BEGIN Working data

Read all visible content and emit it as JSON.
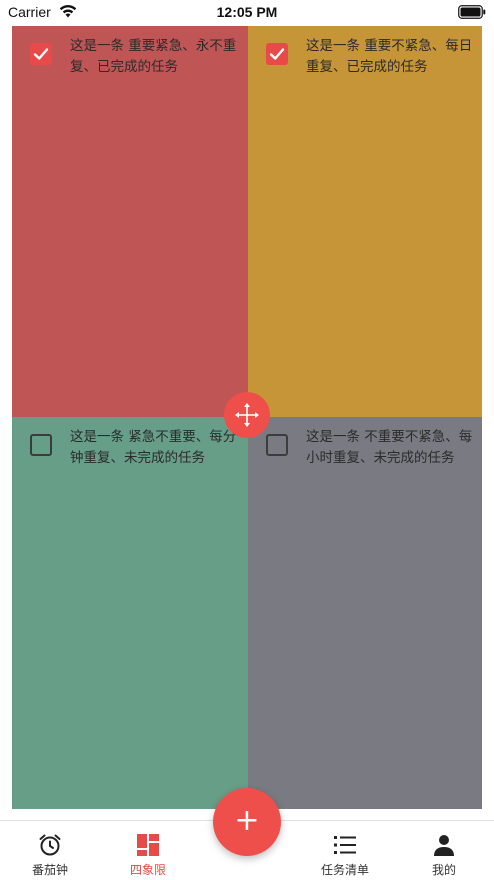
{
  "status_bar": {
    "carrier": "Carrier",
    "time": "12:05 PM"
  },
  "quadrants": [
    {
      "color": "#c05555",
      "task": {
        "text": "这是一条  重要紧急、永不重复、已完成的任务",
        "checked": true
      }
    },
    {
      "color": "#c59537",
      "task": {
        "text": "这是一条  重要不紧急、每日重复、已完成的任务",
        "checked": true
      }
    },
    {
      "color": "#679e87",
      "task": {
        "text": "这是一条  紧急不重要、每分钟重复、未完成的任务",
        "checked": false
      }
    },
    {
      "color": "#7a7a82",
      "task": {
        "text": "这是一条  不重要不紧急、每小时重复、未完成的任务",
        "checked": false
      }
    }
  ],
  "center_handle": {
    "icon": "move-arrows-icon"
  },
  "fab": {
    "label": "+",
    "icon": "plus-icon"
  },
  "tabs": [
    {
      "label": "番茄钟",
      "icon": "alarm-clock-icon",
      "active": false
    },
    {
      "label": "四象限",
      "icon": "quadrant-grid-icon",
      "active": true
    },
    {
      "label": "任务清单",
      "icon": "list-icon",
      "active": false
    },
    {
      "label": "我的",
      "icon": "person-icon",
      "active": false
    }
  ],
  "colors": {
    "accent": "#e84a4a",
    "tab_inactive": "#333333"
  }
}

END Working data

> _Exercise aim_
Using the records above, select and copy every line that has the word "label".

> _Full solution_
    "label": "+",
      "label": "番茄钟",
      "label": "四象限",
      "label": "任务清单",
      "label": "我的",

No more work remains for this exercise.